■ SUPPLIED RECORDS ■

+++

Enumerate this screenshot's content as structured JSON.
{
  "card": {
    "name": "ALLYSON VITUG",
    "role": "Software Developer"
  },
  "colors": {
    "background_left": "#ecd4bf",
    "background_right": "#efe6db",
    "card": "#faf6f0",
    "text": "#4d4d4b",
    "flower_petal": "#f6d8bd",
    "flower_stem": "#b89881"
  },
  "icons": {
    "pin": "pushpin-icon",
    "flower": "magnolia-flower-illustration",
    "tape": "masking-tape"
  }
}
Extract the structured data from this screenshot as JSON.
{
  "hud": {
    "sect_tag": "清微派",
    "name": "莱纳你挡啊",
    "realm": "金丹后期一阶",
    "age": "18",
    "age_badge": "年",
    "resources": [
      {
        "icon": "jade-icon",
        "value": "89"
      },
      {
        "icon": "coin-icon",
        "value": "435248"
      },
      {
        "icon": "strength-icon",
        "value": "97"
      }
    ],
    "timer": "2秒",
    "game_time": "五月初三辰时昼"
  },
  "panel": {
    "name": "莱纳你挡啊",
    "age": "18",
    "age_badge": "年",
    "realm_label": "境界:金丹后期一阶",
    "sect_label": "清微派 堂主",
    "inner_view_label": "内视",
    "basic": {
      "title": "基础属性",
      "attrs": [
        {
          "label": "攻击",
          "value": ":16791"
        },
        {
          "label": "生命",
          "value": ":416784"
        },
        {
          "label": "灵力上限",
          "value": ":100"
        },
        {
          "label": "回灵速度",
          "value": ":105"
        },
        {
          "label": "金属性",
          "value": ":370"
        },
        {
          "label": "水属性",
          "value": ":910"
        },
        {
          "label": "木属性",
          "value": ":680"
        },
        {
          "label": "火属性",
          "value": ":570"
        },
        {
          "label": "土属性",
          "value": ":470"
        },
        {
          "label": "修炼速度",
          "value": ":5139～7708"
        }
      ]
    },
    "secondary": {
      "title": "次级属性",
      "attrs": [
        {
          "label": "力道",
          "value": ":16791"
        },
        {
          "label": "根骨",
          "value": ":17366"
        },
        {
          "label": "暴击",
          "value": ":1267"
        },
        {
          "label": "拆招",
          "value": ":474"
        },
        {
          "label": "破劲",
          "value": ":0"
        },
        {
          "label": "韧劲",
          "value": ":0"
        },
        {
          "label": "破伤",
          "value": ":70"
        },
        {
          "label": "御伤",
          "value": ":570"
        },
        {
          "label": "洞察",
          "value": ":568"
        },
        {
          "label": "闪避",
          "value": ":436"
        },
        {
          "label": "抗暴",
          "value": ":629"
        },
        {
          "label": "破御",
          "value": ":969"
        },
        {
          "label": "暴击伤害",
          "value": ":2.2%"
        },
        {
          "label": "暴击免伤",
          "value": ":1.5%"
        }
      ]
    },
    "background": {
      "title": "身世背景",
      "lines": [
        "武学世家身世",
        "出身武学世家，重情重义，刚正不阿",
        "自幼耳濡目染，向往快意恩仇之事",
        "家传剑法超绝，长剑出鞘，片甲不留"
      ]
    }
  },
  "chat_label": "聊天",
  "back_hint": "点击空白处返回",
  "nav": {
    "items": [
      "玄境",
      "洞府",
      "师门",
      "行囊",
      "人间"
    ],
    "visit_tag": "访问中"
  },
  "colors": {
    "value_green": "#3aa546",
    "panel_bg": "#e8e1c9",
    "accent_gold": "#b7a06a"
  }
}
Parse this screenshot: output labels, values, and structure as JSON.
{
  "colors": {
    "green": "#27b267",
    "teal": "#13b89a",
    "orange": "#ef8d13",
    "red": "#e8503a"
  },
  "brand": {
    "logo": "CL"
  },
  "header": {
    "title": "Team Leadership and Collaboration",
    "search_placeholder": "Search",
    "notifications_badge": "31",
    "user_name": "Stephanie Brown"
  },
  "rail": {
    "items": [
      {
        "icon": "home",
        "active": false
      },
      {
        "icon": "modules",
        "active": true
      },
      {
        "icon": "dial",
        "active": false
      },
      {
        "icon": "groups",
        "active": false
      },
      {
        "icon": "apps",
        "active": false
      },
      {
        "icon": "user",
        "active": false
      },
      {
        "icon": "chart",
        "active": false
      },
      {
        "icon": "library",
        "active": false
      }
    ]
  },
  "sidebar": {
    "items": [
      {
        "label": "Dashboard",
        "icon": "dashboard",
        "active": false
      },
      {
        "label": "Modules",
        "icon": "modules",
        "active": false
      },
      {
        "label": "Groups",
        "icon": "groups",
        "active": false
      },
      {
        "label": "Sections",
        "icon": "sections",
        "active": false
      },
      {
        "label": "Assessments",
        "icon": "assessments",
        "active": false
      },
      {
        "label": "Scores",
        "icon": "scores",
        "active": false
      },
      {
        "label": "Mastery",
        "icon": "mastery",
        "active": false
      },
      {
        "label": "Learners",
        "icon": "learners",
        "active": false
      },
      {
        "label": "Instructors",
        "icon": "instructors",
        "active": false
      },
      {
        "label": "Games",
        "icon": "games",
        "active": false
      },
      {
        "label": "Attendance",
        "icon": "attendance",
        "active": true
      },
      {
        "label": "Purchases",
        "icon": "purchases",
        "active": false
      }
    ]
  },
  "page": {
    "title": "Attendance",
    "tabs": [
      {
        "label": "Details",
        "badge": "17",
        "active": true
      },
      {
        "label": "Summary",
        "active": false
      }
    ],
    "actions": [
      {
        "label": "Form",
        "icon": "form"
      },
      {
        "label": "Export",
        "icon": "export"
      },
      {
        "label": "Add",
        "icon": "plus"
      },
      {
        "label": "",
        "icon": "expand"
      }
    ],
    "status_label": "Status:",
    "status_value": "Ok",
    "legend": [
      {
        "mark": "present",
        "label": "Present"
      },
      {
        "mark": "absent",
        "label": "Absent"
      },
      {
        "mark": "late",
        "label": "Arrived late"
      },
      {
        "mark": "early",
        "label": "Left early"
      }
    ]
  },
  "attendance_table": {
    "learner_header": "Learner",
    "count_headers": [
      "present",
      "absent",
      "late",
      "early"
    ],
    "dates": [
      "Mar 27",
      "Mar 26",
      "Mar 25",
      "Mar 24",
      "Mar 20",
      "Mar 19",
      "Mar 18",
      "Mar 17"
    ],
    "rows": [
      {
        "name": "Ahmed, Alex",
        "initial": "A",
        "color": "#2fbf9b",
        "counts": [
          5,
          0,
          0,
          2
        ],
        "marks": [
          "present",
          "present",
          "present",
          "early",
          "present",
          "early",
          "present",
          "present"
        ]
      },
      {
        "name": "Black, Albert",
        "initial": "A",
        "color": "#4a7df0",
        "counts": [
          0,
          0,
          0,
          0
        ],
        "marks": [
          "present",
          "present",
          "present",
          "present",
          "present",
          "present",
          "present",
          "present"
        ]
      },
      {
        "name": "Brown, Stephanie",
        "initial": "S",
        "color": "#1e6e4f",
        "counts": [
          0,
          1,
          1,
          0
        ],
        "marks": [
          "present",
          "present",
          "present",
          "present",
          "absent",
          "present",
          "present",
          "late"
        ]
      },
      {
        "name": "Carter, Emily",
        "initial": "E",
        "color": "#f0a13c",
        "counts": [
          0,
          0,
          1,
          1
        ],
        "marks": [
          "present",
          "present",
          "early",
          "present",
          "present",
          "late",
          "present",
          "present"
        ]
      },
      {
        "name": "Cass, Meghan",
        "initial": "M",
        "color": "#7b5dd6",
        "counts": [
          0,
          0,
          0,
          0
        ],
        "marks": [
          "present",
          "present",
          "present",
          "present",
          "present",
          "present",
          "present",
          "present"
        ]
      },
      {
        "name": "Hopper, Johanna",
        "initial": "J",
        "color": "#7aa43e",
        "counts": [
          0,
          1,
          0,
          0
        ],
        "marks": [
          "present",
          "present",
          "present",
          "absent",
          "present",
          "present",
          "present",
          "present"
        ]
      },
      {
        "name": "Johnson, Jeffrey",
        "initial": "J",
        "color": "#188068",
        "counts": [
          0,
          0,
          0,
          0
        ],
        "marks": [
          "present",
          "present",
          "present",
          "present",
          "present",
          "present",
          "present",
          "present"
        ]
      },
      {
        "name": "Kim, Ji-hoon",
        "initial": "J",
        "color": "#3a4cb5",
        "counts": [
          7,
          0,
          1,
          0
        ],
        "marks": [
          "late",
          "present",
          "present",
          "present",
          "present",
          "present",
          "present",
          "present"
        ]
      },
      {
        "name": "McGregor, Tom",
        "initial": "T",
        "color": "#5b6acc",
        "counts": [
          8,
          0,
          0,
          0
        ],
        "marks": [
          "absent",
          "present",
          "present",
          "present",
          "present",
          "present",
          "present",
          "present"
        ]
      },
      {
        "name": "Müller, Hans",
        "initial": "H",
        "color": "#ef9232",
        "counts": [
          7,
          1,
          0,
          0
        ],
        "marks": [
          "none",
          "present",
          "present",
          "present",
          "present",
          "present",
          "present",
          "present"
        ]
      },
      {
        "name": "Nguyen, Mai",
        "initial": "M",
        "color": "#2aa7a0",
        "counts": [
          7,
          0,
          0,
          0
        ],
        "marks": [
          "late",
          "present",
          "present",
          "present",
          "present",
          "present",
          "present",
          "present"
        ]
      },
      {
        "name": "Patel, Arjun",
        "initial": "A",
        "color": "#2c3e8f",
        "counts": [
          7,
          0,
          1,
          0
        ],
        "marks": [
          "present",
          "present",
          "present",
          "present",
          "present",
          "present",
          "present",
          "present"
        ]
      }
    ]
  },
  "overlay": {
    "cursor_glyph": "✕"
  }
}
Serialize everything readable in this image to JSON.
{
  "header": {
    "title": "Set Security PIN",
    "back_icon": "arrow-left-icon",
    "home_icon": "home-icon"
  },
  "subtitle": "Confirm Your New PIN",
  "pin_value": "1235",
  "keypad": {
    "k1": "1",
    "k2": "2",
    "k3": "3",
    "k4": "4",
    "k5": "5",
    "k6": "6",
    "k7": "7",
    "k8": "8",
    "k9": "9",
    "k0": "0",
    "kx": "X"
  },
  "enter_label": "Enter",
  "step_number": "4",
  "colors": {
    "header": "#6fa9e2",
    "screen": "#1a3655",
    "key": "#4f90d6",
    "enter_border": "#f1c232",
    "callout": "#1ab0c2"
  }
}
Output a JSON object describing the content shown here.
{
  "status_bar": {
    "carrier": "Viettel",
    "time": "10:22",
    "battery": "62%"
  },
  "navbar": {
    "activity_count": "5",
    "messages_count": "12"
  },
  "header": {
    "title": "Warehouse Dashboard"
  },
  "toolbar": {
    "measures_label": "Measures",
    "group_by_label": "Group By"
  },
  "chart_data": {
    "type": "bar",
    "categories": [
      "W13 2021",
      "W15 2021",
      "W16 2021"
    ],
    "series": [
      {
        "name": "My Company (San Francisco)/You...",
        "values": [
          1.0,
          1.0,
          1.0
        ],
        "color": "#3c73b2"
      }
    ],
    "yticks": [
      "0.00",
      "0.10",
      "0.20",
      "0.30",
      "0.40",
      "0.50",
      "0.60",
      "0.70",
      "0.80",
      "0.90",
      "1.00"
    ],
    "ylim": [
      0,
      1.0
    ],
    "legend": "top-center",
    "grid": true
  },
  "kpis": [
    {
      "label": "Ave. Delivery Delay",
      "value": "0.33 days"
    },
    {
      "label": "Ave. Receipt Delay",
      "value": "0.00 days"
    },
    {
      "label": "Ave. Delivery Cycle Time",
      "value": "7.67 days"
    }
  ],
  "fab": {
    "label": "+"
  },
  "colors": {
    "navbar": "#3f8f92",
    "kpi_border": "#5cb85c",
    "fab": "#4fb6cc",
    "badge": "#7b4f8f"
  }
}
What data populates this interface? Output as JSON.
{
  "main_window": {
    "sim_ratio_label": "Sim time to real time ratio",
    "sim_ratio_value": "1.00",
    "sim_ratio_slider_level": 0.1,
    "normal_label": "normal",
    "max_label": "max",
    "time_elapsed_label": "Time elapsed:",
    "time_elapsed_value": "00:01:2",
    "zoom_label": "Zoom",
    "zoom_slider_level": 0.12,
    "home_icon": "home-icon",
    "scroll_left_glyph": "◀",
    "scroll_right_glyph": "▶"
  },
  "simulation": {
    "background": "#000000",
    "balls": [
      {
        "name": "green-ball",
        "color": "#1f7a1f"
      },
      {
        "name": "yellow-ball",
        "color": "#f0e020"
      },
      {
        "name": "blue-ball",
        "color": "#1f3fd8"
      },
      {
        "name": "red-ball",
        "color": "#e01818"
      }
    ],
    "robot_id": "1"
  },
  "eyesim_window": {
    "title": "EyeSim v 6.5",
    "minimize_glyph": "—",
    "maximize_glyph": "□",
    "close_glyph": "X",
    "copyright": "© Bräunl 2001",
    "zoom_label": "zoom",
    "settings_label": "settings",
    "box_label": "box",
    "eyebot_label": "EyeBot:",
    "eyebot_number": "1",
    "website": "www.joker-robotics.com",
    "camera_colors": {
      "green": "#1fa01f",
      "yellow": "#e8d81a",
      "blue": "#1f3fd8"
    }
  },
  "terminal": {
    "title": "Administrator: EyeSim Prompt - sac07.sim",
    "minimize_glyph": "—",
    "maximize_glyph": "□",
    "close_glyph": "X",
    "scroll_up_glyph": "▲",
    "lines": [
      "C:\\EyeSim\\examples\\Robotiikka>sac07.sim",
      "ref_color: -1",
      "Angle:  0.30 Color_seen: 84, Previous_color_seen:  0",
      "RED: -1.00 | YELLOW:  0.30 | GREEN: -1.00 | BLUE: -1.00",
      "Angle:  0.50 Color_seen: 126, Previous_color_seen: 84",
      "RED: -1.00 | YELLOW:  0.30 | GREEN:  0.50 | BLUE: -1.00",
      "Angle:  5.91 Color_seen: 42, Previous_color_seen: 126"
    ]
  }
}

+++

■ SHORT EXERCISE ■
Give the count of lines in the listing above that include "days", with no other words.

■ TASK OUTPUT ■
3